## START
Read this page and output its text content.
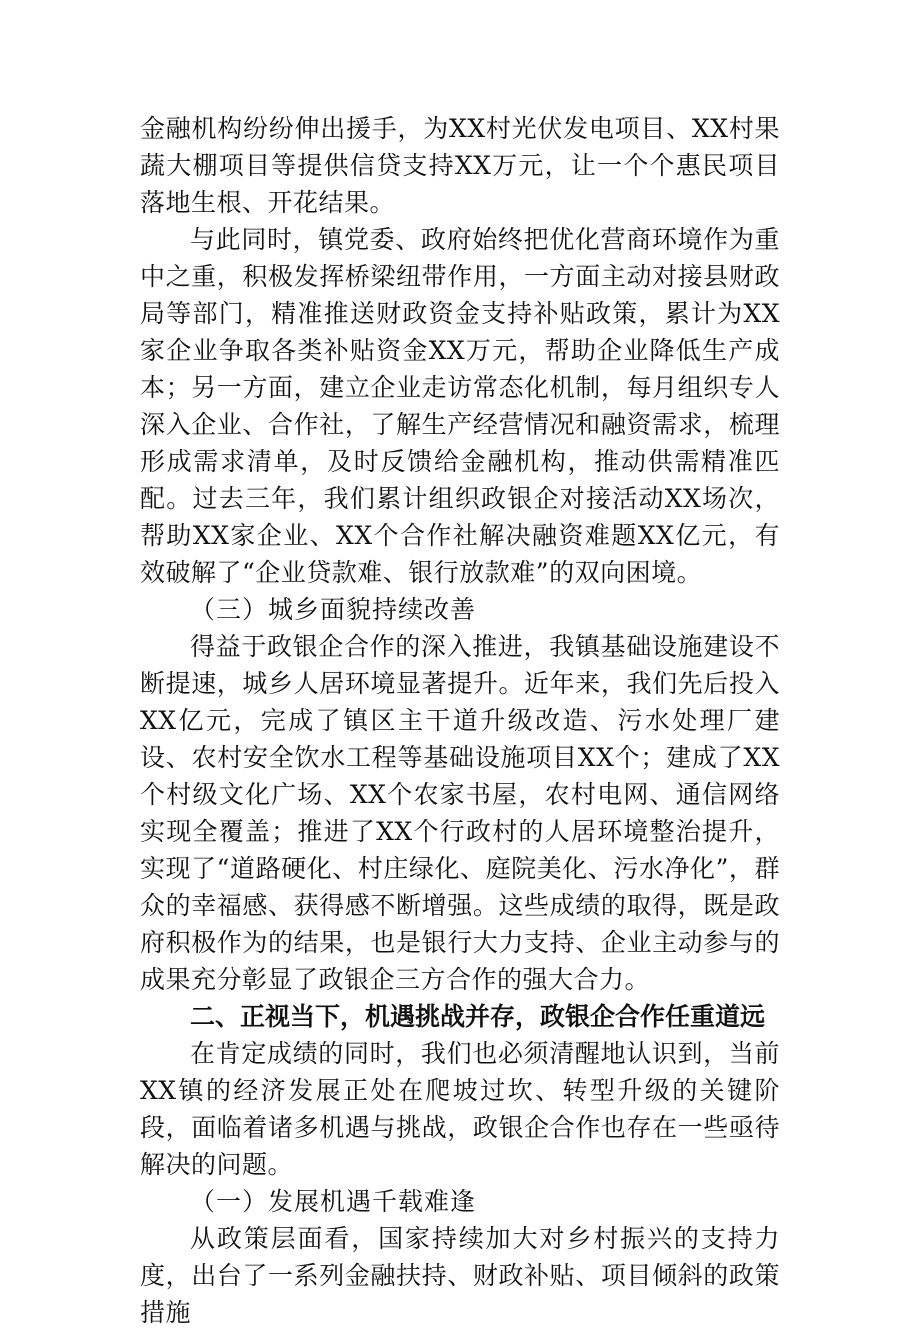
金融机构纷纷伸出援手，为XX村光伏发电项目、XX村果蔬大棚项目等提供信贷支持XX万元，让一个个惠民项目落地生根、开花结果。

与此同时，镇党委、政府始终把优化营商环境作为重中之重，积极发挥桥梁纽带作用，一方面主动对接县财政局等部门，精准推送财政资金支持补贴政策，累计为XX家企业争取各类补贴资金XX万元，帮助企业降低生产成本；另一方面，建立企业走访常态化机制，每月组织专人深入企业、合作社，了解生产经营情况和融资需求，梳理形成需求清单，及时反馈给金融机构，推动供需精准匹配。过去三年，我们累计组织政银企对接活动XX场次，帮助XX家企业、XX个合作社解决融资难题XX亿元，有效破解了“企业贷款难、银行放款难”的双向困境。

（三）城乡面貌持续改善

得益于政银企合作的深入推进，我镇基础设施建设不断提速，城乡人居环境显著提升。近年来，我们先后投入XX亿元，完成了镇区主干道升级改造、污水处理厂建设、农村安全饮水工程等基础设施项目XX个；建成了XX个村级文化广场、XX个农家书屋，农村电网、通信网络实现全覆盖；推进了XX个行政村的人居环境整治提升，实现了“道路硬化、村庄绿化、庭院美化、污水净化”，群众的幸福感、获得感不断增强。这些成绩的取得，既是政府积极作为的结果，也是银行大力支持、企业主动参与的成果充分彰显了政银企三方合作的强大合力。

二、正视当下，机遇挑战并存，政银企合作任重道远

在肯定成绩的同时，我们也必须清醒地认识到，当前XX镇的经济发展正处在爬坡过坎、转型升级的关键阶段，面临着诸多机遇与挑战，政银企合作也存在一些亟待解决的问题。

（一）发展机遇千载难逢

从政策层面看，国家持续加大对乡村振兴的支持力度，出台了一系列金融扶持、财政补贴、项目倾斜的政策措施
## END
▶ [Exercise details]: Return the entries unchanged, save for the pictures, which do not belong in the copy.

▶ [Answer to this task]:
Read this page and output its text content.
金融机构纷纷伸出援手，为XX村光伏发电项目、XX村果蔬大棚项目等提供信贷支持XX万元，让一个个惠民项目落地生根、开花结果。

与此同时，镇党委、政府始终把优化营商环境作为重中之重，积极发挥桥梁纽带作用，一方面主动对接县财政局等部门，精准推送财政资金支持补贴政策，累计为XX家企业争取各类补贴资金XX万元，帮助企业降低生产成本；另一方面，建立企业走访常态化机制，每月组织专人深入企业、合作社，了解生产经营情况和融资需求，梳理形成需求清单，及时反馈给金融机构，推动供需精准匹配。过去三年，我们累计组织政银企对接活动XX场次，帮助XX家企业、XX个合作社解决融资难题XX亿元，有效破解了“企业贷款难、银行放款难”的双向困境。

（三）城乡面貌持续改善

得益于政银企合作的深入推进，我镇基础设施建设不断提速，城乡人居环境显著提升。近年来，我们先后投入XX亿元，完成了镇区主干道升级改造、污水处理厂建设、农村安全饮水工程等基础设施项目XX个；建成了XX个村级文化广场、XX个农家书屋，农村电网、通信网络实现全覆盖；推进了XX个行政村的人居环境整治提升，实现了“道路硬化、村庄绿化、庭院美化、污水净化”，群众的幸福感、获得感不断增强。这些成绩的取得，既是政府积极作为的结果，也是银行大力支持、企业主动参与的成果充分彰显了政银企三方合作的强大合力。

二、正视当下，机遇挑战并存，政银企合作任重道远

在肯定成绩的同时，我们也必须清醒地认识到，当前XX镇的经济发展正处在爬坡过坎、转型升级的关键阶段，面临着诸多机遇与挑战，政银企合作也存在一些亟待解决的问题。

（一）发展机遇千载难逢

从政策层面看，国家持续加大对乡村振兴的支持力度，出台了一系列金融扶持、财政补贴、项目倾斜的政策措施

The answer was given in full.